» **Your task**
Output the full listing below exactly as it reads, and skip anything that is a picture.

» **Extracted records**
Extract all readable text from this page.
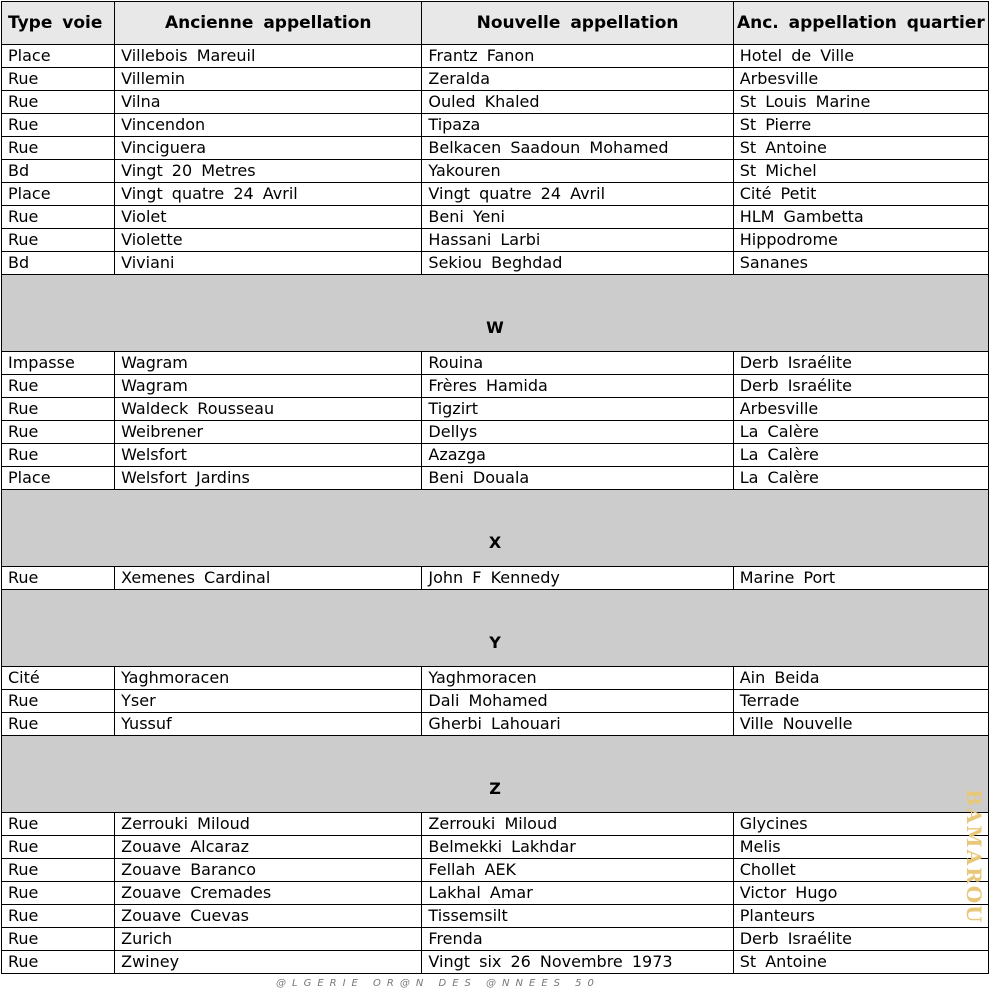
Type voie	Ancienne appellation	Nouvelle appellation	Anc. appellation quartier
Place	Villebois Mareuil	Frantz Fanon	Hotel de Ville
Rue	Villemin	Zeralda	Arbesville
Rue	Vilna	Ouled Khaled	St Louis Marine
Rue	Vincendon	Tipaza	St Pierre
Rue	Vinciguera	Belkacen Saadoun Mohamed	St Antoine
Bd	Vingt 20 Metres	Yakouren	St Michel
Place	Vingt quatre 24 Avril	Vingt quatre 24 Avril	Cité Petit
Rue	Violet	Beni Yeni	HLM Gambetta
Rue	Violette	Hassani Larbi	Hippodrome
Bd	Viviani	Sekiou Beghdad	Sananes
W			
Impasse	Wagram	Rouina	Derb Israélite
Rue	Wagram	Frères Hamida	Derb Israélite
Rue	Waldeck Rousseau	Tigzirt	Arbesville
Rue	Weibrener	Dellys	La Calère
Rue	Welsfort	Azazga	La Calère
Place	Welsfort Jardins	Beni Douala	La Calère
X			
Rue	Xemenes Cardinal	John F Kennedy	Marine Port
Y			
Cité	Yaghmoracen	Yaghmoracen	Ain Beida
Rue	Yser	Dali Mohamed	Terrade
Rue	Yussuf	Gherbi Lahouari	Ville Nouvelle
Z			
Rue	Zerrouki Miloud	Zerrouki Miloud	Glycines
Rue	Zouave Alcaraz	Belmekki Lakhdar	Melis
Rue	Zouave Baranco	Fellah AEK	Chollet
Rue	Zouave Cremades	Lakhal Amar	Victor Hugo
Rue	Zouave Cuevas	Tissemsilt	Planteurs
Rue	Zurich	Frenda	Derb Israélite
Rue	Zwiney	Vingt six 26 Novembre 1973	St Antoine
@LGERIE OR@N DES @NNEES 50
BAMAROU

» **Result**
Extract all readable text from this page.
Type voie	Ancienne appellation	Nouvelle appellation	Anc. appellation quartier
Place	Villebois Mareuil	Frantz Fanon	Hotel de Ville
Rue	Villemin	Zeralda	Arbesville
Rue	Vilna	Ouled Khaled	St Louis Marine
Rue	Vincendon	Tipaza	St Pierre
Rue	Vinciguera	Belkacen Saadoun Mohamed	St Antoine
Bd	Vingt 20 Metres	Yakouren	St Michel
Place	Vingt quatre 24 Avril	Vingt quatre 24 Avril	Cité Petit
Rue	Violet	Beni Yeni	HLM Gambetta
Rue	Violette	Hassani Larbi	Hippodrome
Bd	Viviani	Sekiou Beghdad	Sananes
W			
Impasse	Wagram	Rouina	Derb Israélite
Rue	Wagram	Frères Hamida	Derb Israélite
Rue	Waldeck Rousseau	Tigzirt	Arbesville
Rue	Weibrener	Dellys	La Calère
Rue	Welsfort	Azazga	La Calère
Place	Welsfort Jardins	Beni Douala	La Calère
X			
Rue	Xemenes Cardinal	John F Kennedy	Marine Port
Y			
Cité	Yaghmoracen	Yaghmoracen	Ain Beida
Rue	Yser	Dali Mohamed	Terrade
Rue	Yussuf	Gherbi Lahouari	Ville Nouvelle
Z			
Rue	Zerrouki Miloud	Zerrouki Miloud	Glycines
Rue	Zouave Alcaraz	Belmekki Lakhdar	Melis
Rue	Zouave Baranco	Fellah AEK	Chollet
Rue	Zouave Cremades	Lakhal Amar	Victor Hugo
Rue	Zouave Cuevas	Tissemsilt	Planteurs
Rue	Zurich	Frenda	Derb Israélite
Rue	Zwiney	Vingt six 26 Novembre 1973	St Antoine
@LGERIE OR@N DES @NNEES 50
BAMAROU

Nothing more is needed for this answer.